-- ENTRIES --

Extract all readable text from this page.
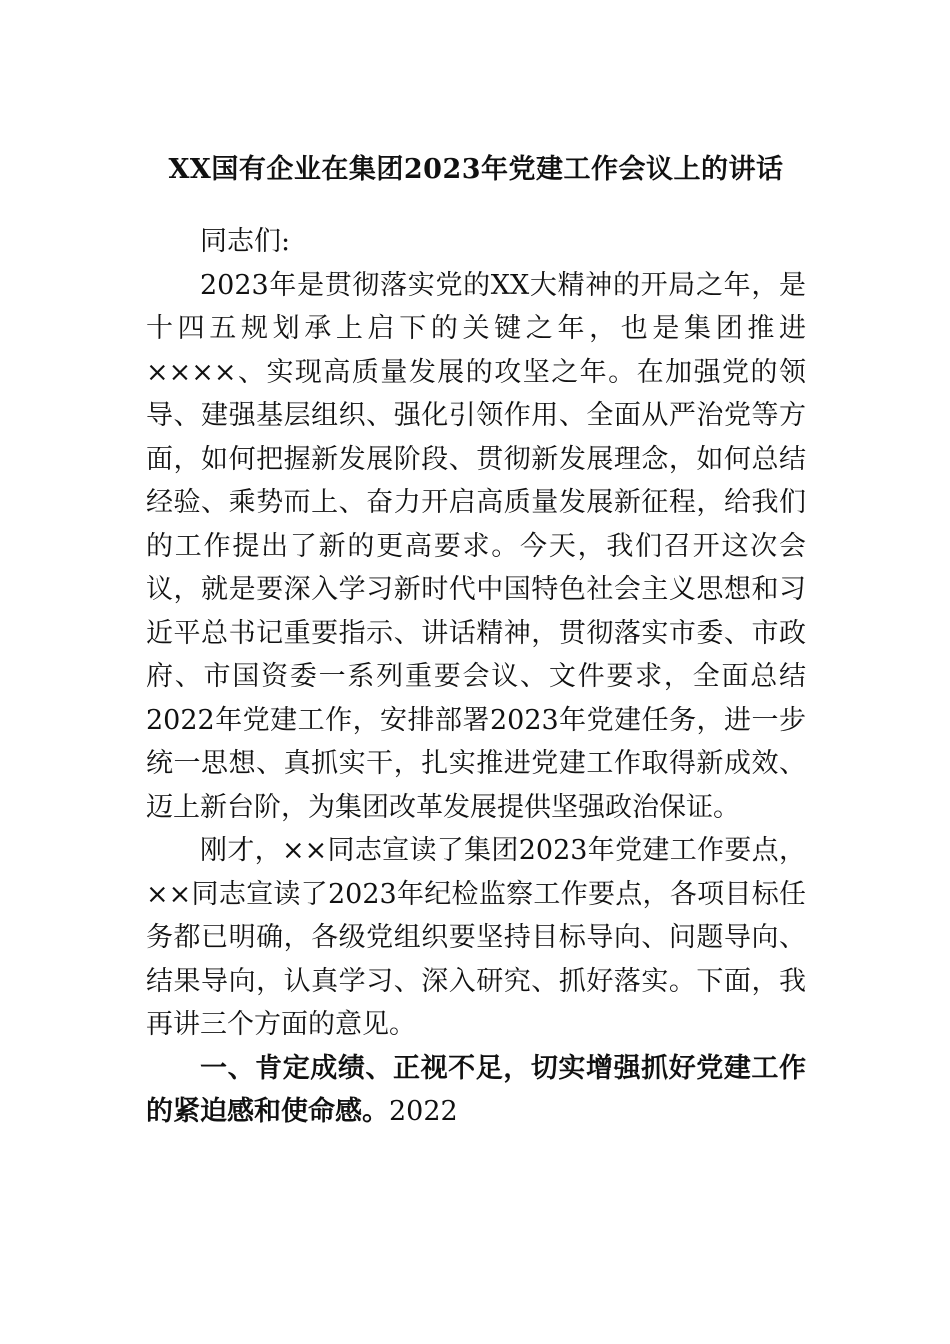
XX国有企业在集团2023年党建工作会议上的讲话

同志们:

2023年是贯彻落实党的XX大精神的开局之年，是十四五规划承上启下的关键之年，也是集团推进××××、实现高质量发展的攻坚之年。在加强党的领导、建强基层组织、强化引领作用、全面从严治党等方面，如何把握新发展阶段、贯彻新发展理念，如何总结经验、乘势而上、奋力开启高质量发展新征程，给我们的工作提出了新的更高要求。今天，我们召开这次会议，就是要深入学习新时代中国特色社会主义思想和习近平总书记重要指示、讲话精神，贯彻落实市委、市政府、市国资委一系列重要会议、文件要求，全面总结2022年党建工作，安排部署2023年党建任务，进一步统一思想、真抓实干，扎实推进党建工作取得新成效、迈上新台阶，为集团改革发展提供坚强政治保证。

刚才，××同志宣读了集团2023年党建工作要点，××同志宣读了2023年纪检监察工作要点，各项目标任务都已明确，各级党组织要坚持目标导向、问题导向、结果导向，认真学习、深入研究、抓好落实。下面，我再讲三个方面的意见。

一、肯定成绩、正视不足，切实增强抓好党建工作的紧迫感和使命感。2022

-- WORK TO DO --
Without the images, write out each line of the data verbatim.

-- RESULT --
Extract all readable text from this page.
XX国有企业在集团2023年党建工作会议上的讲话

同志们:

2023年是贯彻落实党的XX大精神的开局之年，是十四五规划承上启下的关键之年，也是集团推进××××、实现高质量发展的攻坚之年。在加强党的领导、建强基层组织、强化引领作用、全面从严治党等方面，如何把握新发展阶段、贯彻新发展理念，如何总结经验、乘势而上、奋力开启高质量发展新征程，给我们的工作提出了新的更高要求。今天，我们召开这次会议，就是要深入学习新时代中国特色社会主义思想和习近平总书记重要指示、讲话精神，贯彻落实市委、市政府、市国资委一系列重要会议、文件要求，全面总结2022年党建工作，安排部署2023年党建任务，进一步统一思想、真抓实干，扎实推进党建工作取得新成效、迈上新台阶，为集团改革发展提供坚强政治保证。

刚才，××同志宣读了集团2023年党建工作要点，××同志宣读了2023年纪检监察工作要点，各项目标任务都已明确，各级党组织要坚持目标导向、问题导向、结果导向，认真学习、深入研究、抓好落实。下面，我再讲三个方面的意见。

一、肯定成绩、正视不足，切实增强抓好党建工作的紧迫感和使命感。2022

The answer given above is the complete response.